Work required:
Wherever a line in the data below holds "miring", copy that line.

Data entries:
━━━━━━

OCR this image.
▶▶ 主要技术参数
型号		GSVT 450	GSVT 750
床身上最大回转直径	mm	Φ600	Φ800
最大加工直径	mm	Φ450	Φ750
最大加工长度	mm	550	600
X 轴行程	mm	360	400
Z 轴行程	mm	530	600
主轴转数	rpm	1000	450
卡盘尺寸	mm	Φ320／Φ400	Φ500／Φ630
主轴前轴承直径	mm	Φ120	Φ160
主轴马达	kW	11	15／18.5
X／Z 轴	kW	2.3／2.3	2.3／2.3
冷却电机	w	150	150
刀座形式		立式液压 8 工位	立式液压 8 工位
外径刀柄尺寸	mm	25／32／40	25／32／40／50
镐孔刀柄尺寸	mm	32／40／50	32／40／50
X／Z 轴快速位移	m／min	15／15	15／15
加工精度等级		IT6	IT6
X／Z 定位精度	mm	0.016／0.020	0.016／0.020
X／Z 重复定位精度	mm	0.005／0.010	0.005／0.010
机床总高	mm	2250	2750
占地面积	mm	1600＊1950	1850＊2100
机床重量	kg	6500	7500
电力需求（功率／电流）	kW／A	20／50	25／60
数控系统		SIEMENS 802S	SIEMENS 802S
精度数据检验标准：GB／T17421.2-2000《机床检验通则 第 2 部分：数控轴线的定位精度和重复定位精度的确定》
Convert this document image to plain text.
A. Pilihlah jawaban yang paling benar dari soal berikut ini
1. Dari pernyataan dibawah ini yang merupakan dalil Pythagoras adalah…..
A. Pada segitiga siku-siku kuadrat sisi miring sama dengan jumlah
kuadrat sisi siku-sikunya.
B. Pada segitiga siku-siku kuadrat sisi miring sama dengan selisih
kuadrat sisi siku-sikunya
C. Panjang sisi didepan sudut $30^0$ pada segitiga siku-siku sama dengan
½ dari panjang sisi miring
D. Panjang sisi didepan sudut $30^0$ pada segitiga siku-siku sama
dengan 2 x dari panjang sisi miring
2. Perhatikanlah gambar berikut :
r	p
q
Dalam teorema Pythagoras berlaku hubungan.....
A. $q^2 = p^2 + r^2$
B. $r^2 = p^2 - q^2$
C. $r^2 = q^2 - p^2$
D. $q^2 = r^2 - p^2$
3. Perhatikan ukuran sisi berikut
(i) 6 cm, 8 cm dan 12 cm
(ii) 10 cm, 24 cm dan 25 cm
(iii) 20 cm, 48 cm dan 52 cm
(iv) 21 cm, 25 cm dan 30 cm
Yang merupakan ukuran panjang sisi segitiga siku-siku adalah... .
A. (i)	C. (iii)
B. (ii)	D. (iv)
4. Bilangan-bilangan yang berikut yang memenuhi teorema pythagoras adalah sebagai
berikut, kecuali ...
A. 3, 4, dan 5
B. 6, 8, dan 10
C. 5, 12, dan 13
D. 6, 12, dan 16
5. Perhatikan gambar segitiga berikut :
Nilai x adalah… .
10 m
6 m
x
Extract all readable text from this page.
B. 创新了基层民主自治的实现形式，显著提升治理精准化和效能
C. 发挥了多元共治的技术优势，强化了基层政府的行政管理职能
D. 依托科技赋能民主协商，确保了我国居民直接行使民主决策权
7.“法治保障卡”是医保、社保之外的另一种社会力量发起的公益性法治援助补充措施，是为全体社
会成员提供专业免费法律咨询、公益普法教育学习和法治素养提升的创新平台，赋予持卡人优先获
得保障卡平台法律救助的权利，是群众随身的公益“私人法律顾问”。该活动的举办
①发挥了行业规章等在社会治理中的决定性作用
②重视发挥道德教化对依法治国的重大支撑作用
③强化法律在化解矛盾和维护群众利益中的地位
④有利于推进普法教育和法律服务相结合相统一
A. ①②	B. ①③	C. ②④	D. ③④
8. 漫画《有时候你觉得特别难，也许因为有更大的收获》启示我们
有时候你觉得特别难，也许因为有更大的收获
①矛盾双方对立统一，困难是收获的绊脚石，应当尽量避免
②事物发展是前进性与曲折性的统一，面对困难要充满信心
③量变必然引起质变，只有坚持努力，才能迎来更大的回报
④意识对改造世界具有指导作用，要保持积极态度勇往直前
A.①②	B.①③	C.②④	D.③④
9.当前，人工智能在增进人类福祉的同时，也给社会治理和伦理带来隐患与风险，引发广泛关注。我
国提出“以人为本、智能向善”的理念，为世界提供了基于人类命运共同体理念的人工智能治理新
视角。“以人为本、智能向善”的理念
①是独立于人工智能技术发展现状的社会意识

━━━━━━

Exercise response:
A. Pada segitiga siku-siku kuadrat sisi miring sama dengan jumlah
B. Pada segitiga siku-siku kuadrat sisi miring sama dengan selisih
½ dari panjang sisi miring
dengan 2 x dari panjang sisi miring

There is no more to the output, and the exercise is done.